What the exercise asks: Gather every line below where "title" appears.
--- Start of Record extracts ---
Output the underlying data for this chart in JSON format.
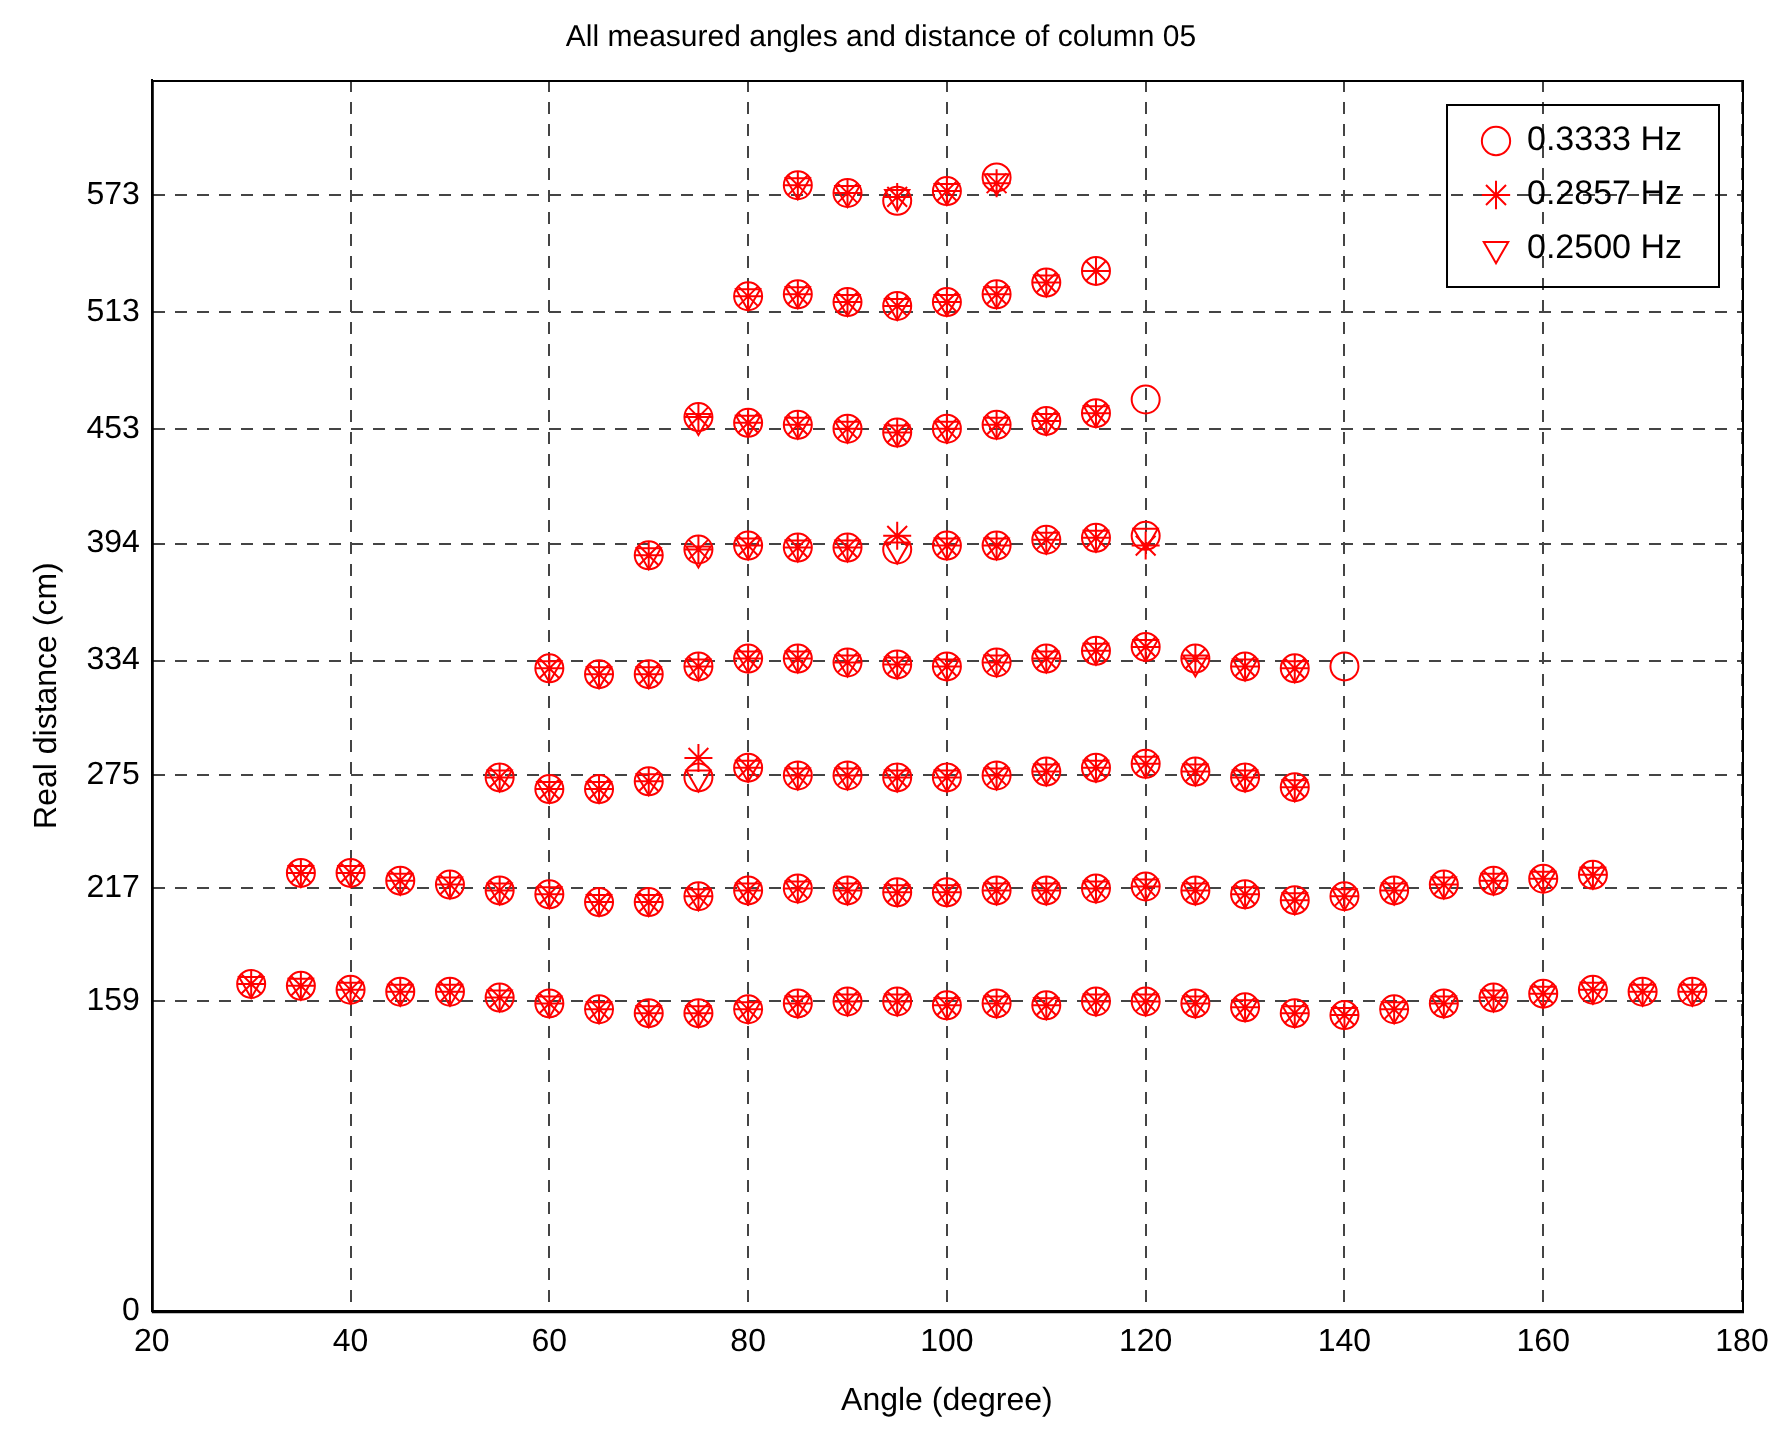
{
  "chart_data": {
    "type": "scatter",
    "title": "All measured angles and distance of column 05",
    "xlabel": "Angle (degree)",
    "ylabel": "Real distance (cm)",
    "xlim": [
      20,
      180
    ],
    "xticks": [
      20,
      40,
      60,
      80,
      100,
      120,
      140,
      160,
      180
    ],
    "ylim": [
      0,
      632
    ],
    "yticks": [
      0,
      159,
      217,
      275,
      334,
      394,
      453,
      513,
      573
    ],
    "grid": true,
    "legend": "top right",
    "series": [
      {
        "name": "0.3333 Hz",
        "color": "#ff0000",
        "marker": "circle",
        "x": [
          30,
          35,
          40,
          45,
          50,
          55,
          60,
          65,
          70,
          75,
          80,
          85,
          90,
          95,
          100,
          105,
          110,
          115,
          120,
          125,
          130,
          135,
          140,
          145,
          150,
          155,
          160,
          165,
          170,
          175,
          35,
          40,
          45,
          50,
          55,
          60,
          65,
          70,
          75,
          80,
          85,
          90,
          95,
          100,
          105,
          110,
          115,
          120,
          125,
          130,
          135,
          140,
          145,
          150,
          155,
          160,
          165,
          55,
          60,
          65,
          70,
          75,
          80,
          85,
          90,
          95,
          100,
          105,
          110,
          115,
          120,
          125,
          130,
          135,
          60,
          65,
          70,
          75,
          80,
          85,
          90,
          95,
          100,
          105,
          110,
          115,
          120,
          125,
          130,
          135,
          140,
          70,
          75,
          80,
          85,
          90,
          95,
          100,
          105,
          110,
          115,
          120,
          75,
          80,
          85,
          90,
          95,
          100,
          105,
          110,
          115,
          120,
          80,
          85,
          90,
          95,
          100,
          105,
          110,
          115,
          85,
          90,
          95,
          100,
          105
        ],
        "values": [
          168,
          167,
          165,
          164,
          164,
          161,
          158,
          155,
          153,
          153,
          155,
          158,
          159,
          159,
          157,
          158,
          157,
          159,
          159,
          158,
          156,
          153,
          152,
          155,
          158,
          161,
          163,
          165,
          164,
          164,
          225,
          225,
          221,
          219,
          216,
          214,
          210,
          210,
          213,
          216,
          217,
          216,
          215,
          215,
          216,
          216,
          217,
          218,
          216,
          214,
          211,
          213,
          216,
          219,
          221,
          222,
          224,
          274,
          268,
          268,
          272,
          274,
          279,
          275,
          275,
          274,
          274,
          275,
          277,
          279,
          281,
          277,
          274,
          269,
          330,
          327,
          327,
          331,
          335,
          335,
          333,
          332,
          331,
          333,
          335,
          339,
          341,
          335,
          331,
          330,
          331,
          388,
          391,
          393,
          392,
          392,
          391,
          393,
          393,
          396,
          397,
          398,
          459,
          456,
          455,
          453,
          451,
          453,
          455,
          457,
          461,
          468,
          521,
          522,
          518,
          516,
          518,
          522,
          528,
          534,
          578,
          574,
          570,
          575,
          582
        ]
      },
      {
        "name": "0.2857 Hz",
        "color": "#ff0000",
        "marker": "cross",
        "x": [
          30,
          35,
          40,
          45,
          50,
          55,
          60,
          65,
          70,
          75,
          80,
          85,
          90,
          95,
          100,
          105,
          110,
          115,
          120,
          125,
          130,
          135,
          140,
          145,
          150,
          155,
          160,
          165,
          170,
          175,
          35,
          40,
          45,
          50,
          55,
          60,
          65,
          70,
          75,
          80,
          85,
          90,
          95,
          100,
          105,
          110,
          115,
          120,
          125,
          130,
          135,
          140,
          145,
          150,
          155,
          160,
          165,
          55,
          60,
          65,
          70,
          75,
          80,
          85,
          90,
          95,
          100,
          105,
          110,
          115,
          120,
          125,
          130,
          135,
          60,
          65,
          70,
          75,
          80,
          85,
          90,
          95,
          100,
          105,
          110,
          115,
          120,
          125,
          130,
          135,
          70,
          75,
          80,
          85,
          90,
          95,
          100,
          105,
          110,
          115,
          120,
          75,
          80,
          85,
          90,
          95,
          100,
          105,
          110,
          115,
          80,
          85,
          90,
          95,
          100,
          105,
          110,
          115,
          85,
          90,
          95,
          100,
          105
        ],
        "values": [
          168,
          167,
          165,
          164,
          164,
          161,
          158,
          155,
          153,
          153,
          155,
          158,
          159,
          159,
          157,
          158,
          157,
          159,
          159,
          158,
          156,
          153,
          152,
          155,
          158,
          161,
          163,
          165,
          164,
          164,
          225,
          225,
          221,
          219,
          216,
          214,
          210,
          210,
          213,
          216,
          217,
          216,
          215,
          215,
          216,
          216,
          217,
          218,
          216,
          214,
          211,
          213,
          216,
          219,
          221,
          222,
          224,
          274,
          268,
          268,
          272,
          284,
          279,
          275,
          275,
          274,
          274,
          275,
          277,
          279,
          281,
          277,
          274,
          269,
          330,
          327,
          327,
          331,
          335,
          335,
          333,
          332,
          331,
          333,
          335,
          339,
          341,
          335,
          331,
          330,
          388,
          391,
          393,
          392,
          392,
          398,
          393,
          393,
          396,
          397,
          393,
          459,
          456,
          455,
          453,
          451,
          453,
          455,
          457,
          461,
          521,
          522,
          518,
          516,
          518,
          522,
          528,
          534,
          578,
          574,
          572,
          575,
          579
        ]
      },
      {
        "name": "0.2500 Hz",
        "color": "#ff0000",
        "marker": "triangle",
        "x": [
          30,
          35,
          40,
          45,
          50,
          55,
          60,
          65,
          70,
          75,
          80,
          85,
          90,
          95,
          100,
          105,
          110,
          115,
          120,
          125,
          130,
          135,
          140,
          145,
          150,
          155,
          160,
          165,
          170,
          175,
          35,
          40,
          45,
          50,
          55,
          60,
          65,
          70,
          75,
          80,
          85,
          90,
          95,
          100,
          105,
          110,
          115,
          120,
          125,
          130,
          135,
          140,
          145,
          150,
          155,
          160,
          165,
          55,
          60,
          65,
          70,
          75,
          80,
          85,
          90,
          95,
          100,
          105,
          110,
          115,
          120,
          125,
          130,
          135,
          60,
          65,
          70,
          75,
          80,
          85,
          90,
          95,
          100,
          105,
          110,
          115,
          120,
          125,
          130,
          135,
          70,
          75,
          80,
          85,
          90,
          95,
          100,
          105,
          110,
          115,
          120,
          75,
          80,
          85,
          90,
          95,
          100,
          105,
          110,
          115,
          80,
          85,
          90,
          95,
          100,
          105,
          110,
          85,
          90,
          95,
          100,
          105
        ],
        "values": [
          168,
          167,
          165,
          164,
          164,
          161,
          158,
          155,
          153,
          153,
          155,
          158,
          159,
          159,
          157,
          158,
          157,
          159,
          159,
          158,
          156,
          153,
          152,
          155,
          158,
          161,
          163,
          165,
          164,
          164,
          225,
          225,
          221,
          219,
          216,
          214,
          210,
          210,
          213,
          216,
          217,
          216,
          215,
          215,
          216,
          216,
          217,
          218,
          216,
          214,
          211,
          213,
          216,
          219,
          221,
          222,
          224,
          274,
          268,
          268,
          272,
          274,
          279,
          275,
          275,
          274,
          274,
          275,
          277,
          279,
          281,
          277,
          274,
          269,
          330,
          327,
          327,
          331,
          335,
          335,
          333,
          332,
          331,
          333,
          335,
          339,
          341,
          333,
          331,
          330,
          388,
          389,
          393,
          392,
          392,
          391,
          393,
          393,
          396,
          397,
          398,
          457,
          456,
          455,
          453,
          451,
          453,
          455,
          457,
          461,
          521,
          522,
          518,
          516,
          518,
          522,
          528,
          578,
          574,
          572,
          575,
          580
        ]
      }
    ]
  }
}
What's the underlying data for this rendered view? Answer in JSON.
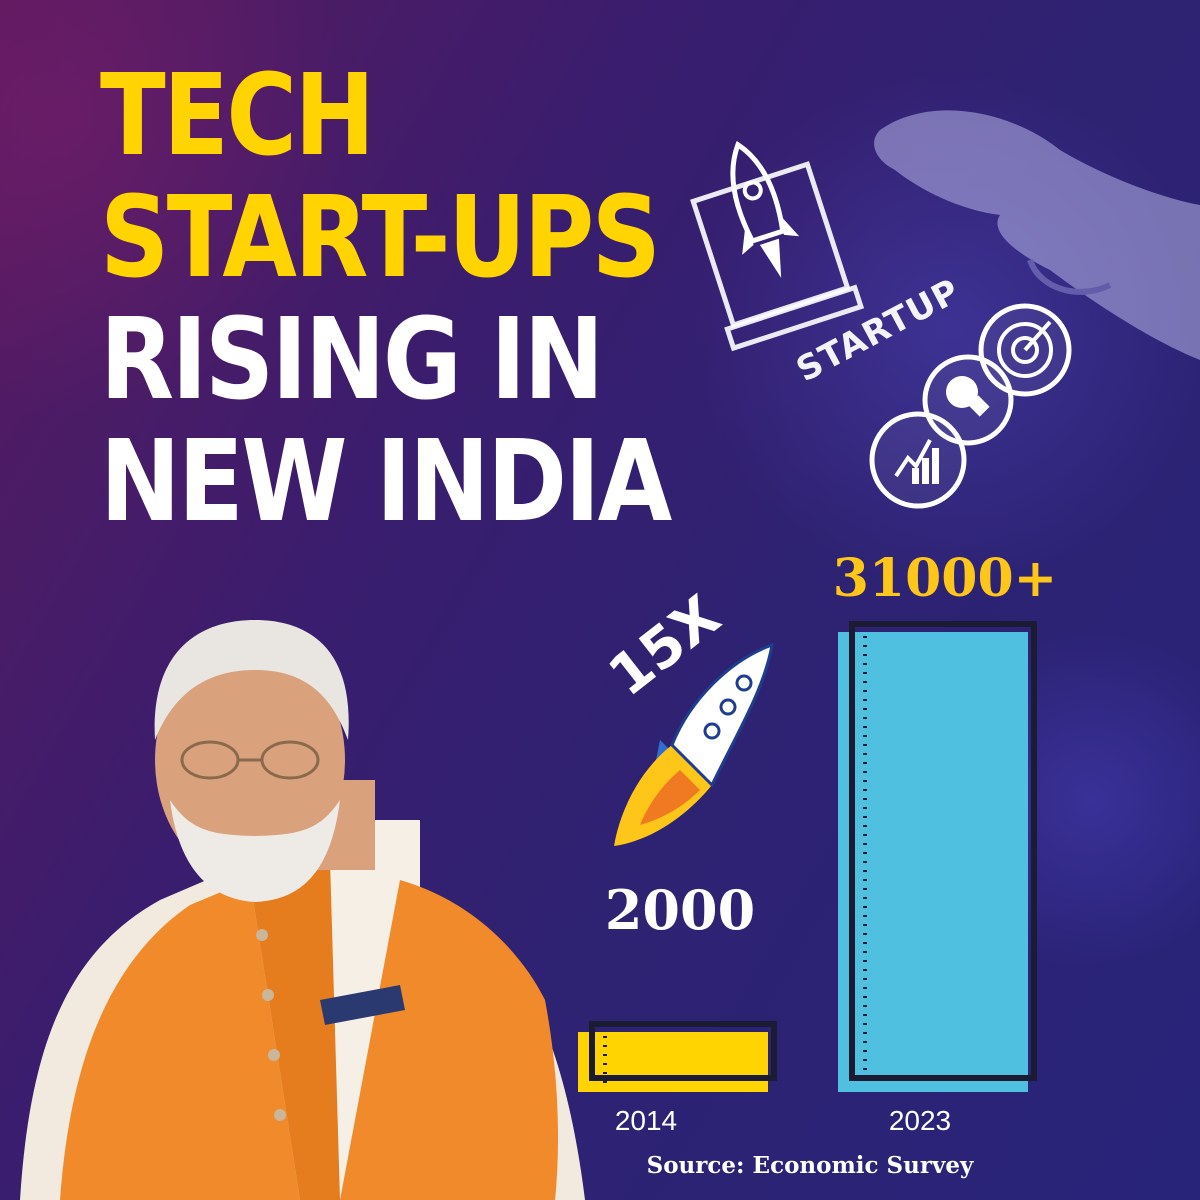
{
  "headline": {
    "line1": "TECH",
    "line2": "START-UPS",
    "line3": "RISING IN",
    "line4": "NEW INDIA"
  },
  "illustration": {
    "startup_word": "STARTUP",
    "icons": [
      "rocket-laptop-icon",
      "target-icon",
      "lightbulb-icon",
      "growth-chart-icon",
      "hand-icon",
      "rocket-icon"
    ],
    "multiplier": "15X"
  },
  "chart_data": {
    "type": "bar",
    "categories": [
      "2014",
      "2023"
    ],
    "values": [
      2000,
      31000
    ],
    "value_labels": [
      "2000",
      "31000+"
    ],
    "colors": [
      "#ffd400",
      "#4fc0df"
    ],
    "title": "",
    "xlabel": "",
    "ylabel": "",
    "ylim": [
      0,
      31000
    ]
  },
  "source": "Source: Economic Survey",
  "colors": {
    "headline_yellow": "#ffd400",
    "headline_white": "#ffffff",
    "background": "#2e2272",
    "bar_2014": "#ffd400",
    "bar_2023": "#4fc0df",
    "vest_orange": "#f08a2a"
  }
}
--- End of Record extracts ---
Completed task:
    "title": "All measured angles and distance of column 05",
    "title": "",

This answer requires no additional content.